* Data in this exercise:
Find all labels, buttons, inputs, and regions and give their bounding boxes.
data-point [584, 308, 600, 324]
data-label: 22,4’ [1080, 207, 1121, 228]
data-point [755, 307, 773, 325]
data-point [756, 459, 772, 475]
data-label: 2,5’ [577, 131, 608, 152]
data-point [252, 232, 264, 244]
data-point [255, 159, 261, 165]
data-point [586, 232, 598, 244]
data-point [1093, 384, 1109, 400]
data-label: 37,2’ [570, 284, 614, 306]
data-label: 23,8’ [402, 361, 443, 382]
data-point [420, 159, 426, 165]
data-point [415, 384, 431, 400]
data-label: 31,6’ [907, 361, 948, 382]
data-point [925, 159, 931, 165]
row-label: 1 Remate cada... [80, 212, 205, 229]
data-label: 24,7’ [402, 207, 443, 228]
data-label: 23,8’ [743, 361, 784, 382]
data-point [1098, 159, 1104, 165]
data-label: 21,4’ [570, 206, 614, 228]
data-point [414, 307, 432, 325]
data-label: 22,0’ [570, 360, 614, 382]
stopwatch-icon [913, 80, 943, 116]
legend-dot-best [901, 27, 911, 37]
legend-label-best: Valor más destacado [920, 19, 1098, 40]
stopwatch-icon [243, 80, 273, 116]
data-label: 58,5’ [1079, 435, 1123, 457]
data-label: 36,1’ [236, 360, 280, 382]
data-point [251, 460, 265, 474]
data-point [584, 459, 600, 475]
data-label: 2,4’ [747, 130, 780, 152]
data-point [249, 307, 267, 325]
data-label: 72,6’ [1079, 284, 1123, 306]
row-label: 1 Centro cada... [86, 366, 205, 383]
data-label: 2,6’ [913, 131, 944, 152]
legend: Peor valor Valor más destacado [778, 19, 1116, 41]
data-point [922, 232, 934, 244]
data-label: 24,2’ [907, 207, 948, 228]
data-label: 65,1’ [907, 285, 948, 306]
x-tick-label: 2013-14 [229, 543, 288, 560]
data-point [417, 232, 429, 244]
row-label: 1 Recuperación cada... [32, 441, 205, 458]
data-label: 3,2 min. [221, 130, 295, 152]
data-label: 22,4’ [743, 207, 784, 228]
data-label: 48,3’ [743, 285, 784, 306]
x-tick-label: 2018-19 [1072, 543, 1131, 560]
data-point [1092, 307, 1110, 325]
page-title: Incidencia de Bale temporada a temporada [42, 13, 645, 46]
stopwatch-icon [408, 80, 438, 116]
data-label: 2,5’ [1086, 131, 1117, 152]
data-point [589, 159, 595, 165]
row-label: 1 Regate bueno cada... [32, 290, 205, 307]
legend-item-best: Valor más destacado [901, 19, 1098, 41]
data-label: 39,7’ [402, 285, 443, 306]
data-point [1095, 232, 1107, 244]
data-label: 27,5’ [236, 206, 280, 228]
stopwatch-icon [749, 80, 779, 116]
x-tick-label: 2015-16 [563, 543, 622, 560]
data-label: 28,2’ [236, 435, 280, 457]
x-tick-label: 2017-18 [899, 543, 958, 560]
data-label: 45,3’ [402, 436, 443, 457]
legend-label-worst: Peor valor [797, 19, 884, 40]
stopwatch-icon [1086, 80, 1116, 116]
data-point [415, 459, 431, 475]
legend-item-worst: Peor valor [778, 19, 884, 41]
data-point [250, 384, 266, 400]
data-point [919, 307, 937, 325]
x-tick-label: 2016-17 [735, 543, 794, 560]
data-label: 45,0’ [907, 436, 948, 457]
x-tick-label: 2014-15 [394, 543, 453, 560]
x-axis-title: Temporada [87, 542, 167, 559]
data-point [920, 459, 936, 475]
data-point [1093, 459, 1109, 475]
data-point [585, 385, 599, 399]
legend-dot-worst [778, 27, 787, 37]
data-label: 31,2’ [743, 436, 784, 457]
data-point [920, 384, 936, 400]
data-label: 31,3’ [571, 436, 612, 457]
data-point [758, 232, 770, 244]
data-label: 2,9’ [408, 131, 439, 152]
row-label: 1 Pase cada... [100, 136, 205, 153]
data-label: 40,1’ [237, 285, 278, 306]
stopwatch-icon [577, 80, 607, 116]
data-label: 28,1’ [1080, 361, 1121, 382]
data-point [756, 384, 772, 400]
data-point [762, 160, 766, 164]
* * *
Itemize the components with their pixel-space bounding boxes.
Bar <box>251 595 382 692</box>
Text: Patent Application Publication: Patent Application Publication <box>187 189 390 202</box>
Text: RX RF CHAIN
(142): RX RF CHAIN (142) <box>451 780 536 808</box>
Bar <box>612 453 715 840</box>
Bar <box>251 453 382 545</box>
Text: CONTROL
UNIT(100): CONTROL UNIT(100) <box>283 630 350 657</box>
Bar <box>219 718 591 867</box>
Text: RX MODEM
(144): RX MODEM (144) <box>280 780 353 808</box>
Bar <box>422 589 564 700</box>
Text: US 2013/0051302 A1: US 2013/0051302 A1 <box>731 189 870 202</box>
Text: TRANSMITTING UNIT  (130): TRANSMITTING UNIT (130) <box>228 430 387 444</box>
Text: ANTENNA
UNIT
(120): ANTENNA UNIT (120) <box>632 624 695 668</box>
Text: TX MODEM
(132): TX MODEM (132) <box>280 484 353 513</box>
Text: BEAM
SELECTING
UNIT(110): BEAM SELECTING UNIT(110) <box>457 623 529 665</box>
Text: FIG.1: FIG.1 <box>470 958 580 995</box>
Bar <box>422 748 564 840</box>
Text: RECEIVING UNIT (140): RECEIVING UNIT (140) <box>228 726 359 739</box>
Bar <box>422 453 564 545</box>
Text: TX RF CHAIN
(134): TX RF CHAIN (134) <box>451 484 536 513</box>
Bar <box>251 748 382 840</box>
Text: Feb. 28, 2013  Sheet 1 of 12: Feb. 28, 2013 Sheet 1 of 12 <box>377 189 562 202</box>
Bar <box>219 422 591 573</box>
* * *
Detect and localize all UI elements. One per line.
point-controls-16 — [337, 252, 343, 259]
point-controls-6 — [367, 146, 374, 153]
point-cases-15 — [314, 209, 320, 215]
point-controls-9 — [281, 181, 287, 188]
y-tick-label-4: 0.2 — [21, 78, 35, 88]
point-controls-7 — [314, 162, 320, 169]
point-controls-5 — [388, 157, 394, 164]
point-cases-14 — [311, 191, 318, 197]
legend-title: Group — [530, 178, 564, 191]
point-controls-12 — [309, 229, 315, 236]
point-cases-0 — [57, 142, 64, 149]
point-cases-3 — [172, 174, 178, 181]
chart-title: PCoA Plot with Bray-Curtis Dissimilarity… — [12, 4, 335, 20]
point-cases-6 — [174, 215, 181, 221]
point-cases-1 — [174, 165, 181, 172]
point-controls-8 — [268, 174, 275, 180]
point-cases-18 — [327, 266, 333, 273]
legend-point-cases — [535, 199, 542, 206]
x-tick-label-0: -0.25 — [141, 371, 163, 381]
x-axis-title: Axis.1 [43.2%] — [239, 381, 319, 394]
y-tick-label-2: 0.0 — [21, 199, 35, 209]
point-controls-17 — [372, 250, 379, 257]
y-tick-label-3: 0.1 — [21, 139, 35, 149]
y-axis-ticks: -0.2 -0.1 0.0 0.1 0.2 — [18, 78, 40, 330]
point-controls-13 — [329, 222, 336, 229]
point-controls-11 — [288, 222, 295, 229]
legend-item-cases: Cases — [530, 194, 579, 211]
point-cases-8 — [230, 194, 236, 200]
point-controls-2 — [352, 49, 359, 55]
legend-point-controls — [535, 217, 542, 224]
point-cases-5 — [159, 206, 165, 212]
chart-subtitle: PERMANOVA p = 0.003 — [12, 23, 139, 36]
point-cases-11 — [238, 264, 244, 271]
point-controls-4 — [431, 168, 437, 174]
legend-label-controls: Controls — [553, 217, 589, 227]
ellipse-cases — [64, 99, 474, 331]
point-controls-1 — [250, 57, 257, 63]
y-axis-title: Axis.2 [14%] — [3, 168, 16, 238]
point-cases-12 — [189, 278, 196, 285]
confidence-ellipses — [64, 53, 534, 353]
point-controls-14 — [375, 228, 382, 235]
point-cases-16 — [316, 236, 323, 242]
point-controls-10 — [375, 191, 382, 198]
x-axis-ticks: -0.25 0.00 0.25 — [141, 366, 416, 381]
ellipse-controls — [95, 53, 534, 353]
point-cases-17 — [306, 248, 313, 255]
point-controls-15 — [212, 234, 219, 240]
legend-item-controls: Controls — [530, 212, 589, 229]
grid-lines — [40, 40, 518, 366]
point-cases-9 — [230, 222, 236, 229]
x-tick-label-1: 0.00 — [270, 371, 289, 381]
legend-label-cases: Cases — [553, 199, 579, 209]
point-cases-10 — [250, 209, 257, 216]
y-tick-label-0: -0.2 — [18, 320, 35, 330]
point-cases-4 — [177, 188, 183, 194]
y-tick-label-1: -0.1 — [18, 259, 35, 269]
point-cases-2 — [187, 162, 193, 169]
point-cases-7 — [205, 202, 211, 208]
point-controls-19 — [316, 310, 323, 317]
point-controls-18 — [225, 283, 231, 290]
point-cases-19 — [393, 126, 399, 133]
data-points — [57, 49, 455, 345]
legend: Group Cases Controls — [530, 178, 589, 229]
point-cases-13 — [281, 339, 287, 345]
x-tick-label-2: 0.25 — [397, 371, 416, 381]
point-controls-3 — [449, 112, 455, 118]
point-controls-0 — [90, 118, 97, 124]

* Written instruction:
Recast the stretch of the listing from the line containing "Find all labels, buttons, inputs, and" through the line containing "data-label: 2,5’ [1086, 131, 1117, 152]" as a Markdown table with the columns Row and Line, numbering each line and omitting blank lines.

* Answer to this problem:
| Row | Line |
|---|---|
| 1 | Find all labels, buttons, inputs, and regions and give their bounding boxes. |
| 2 | data-point [584, 308, 600, 324] |
| 3 | data-label: 22,4’ [1080, 207, 1121, 228] |
| 4 | data-point [755, 307, 773, 325] |
| 5 | data-point [756, 459, 772, 475] |
| 6 | data-label: 2,5’ [577, 131, 608, 152] |
| 7 | data-point [252, 232, 264, 244] |
| 8 | data-point [255, 159, 261, 165] |
| 9 | data-point [586, 232, 598, 244] |
| 10 | data-point [1093, 384, 1109, 400] |
| 11 | data-label: 37,2’ [570, 284, 614, 306] |
| 12 | data-label: 23,8’ [402, 361, 443, 382] |
| 13 | data-point [420, 159, 426, 165] |
| 14 | data-point [415, 384, 431, 400] |
| 15 | data-label: 31,6’ [907, 361, 948, 382] |
| 16 | data-point [925, 159, 931, 165] |
| 17 | row-label: 1 Remate cada... [80, 212, 205, 229] |
| 18 | data-label: 24,7’ [402, 207, 443, 228] |
| 19 | data-label: 23,8’ [743, 361, 784, 382] |
| 20 | data-point [1098, 159, 1104, 165] |
| 21 | data-label: 21,4’ [570, 206, 614, 228] |
| 22 | data-point [414, 307, 432, 325] |
| 23 | data-label: 22,0’ [570, 360, 614, 382] |
| 24 | stopwatch-icon [913, 80, 943, 116] |
| 25 | legend-dot-best [901, 27, 911, 37] |
| 26 | legend-label-best: Valor más destacado [920, 19, 1098, 40] |
| 27 | stopwatch-icon [243, 80, 273, 116] |
| 28 | data-label: 58,5’ [1079, 435, 1123, 457] |
| 29 | data-label: 36,1’ [236, 360, 280, 382] |
| 30 | data-point [251, 460, 265, 474] |
| 31 | data-point [584, 459, 600, 475] |
| 32 | data-label: 2,4’ [747, 130, 780, 152] |
| 33 | data-point [249, 307, 267, 325] |
| 34 | data-label: 72,6’ [1079, 284, 1123, 306] |
| 35 | row-label: 1 Centro cada... [86, 366, 205, 383] |
| 36 | data-label: 2,6’ [913, 131, 944, 152] |
| 37 | legend: Peor valor Valor más destacado [778, 19, 1116, 41] |
| 38 | data-point [922, 232, 934, 244] |
| 39 | data-label: 24,2’ [907, 207, 948, 228] |
| 40 | data-label: 65,1’ [907, 285, 948, 306] |
| 41 | x-tick-label: 2013-14 [229, 543, 288, 560] |
| 42 | data-point [417, 232, 429, 244] |
| 43 | row-label: 1 Recuperación cada... [32, 441, 205, 458] |
| 44 | data-label: 3,2 min. [221, 130, 295, 152] |
| 45 | data-label: 22,4’ [743, 207, 784, 228] |
| 46 | data-label: 48,3’ [743, 285, 784, 306] |
| 47 | x-tick-label: 2018-19 [1072, 543, 1131, 560] |
| 48 | data-point [1092, 307, 1110, 325] |
| 49 | page-title: Incidencia de Bale temporada a temporada [42, 13, 645, 46] |
| 50 | stopwatch-icon [408, 80, 438, 116] |
| 51 | data-label: 2,5’ [1086, 131, 1117, 152] |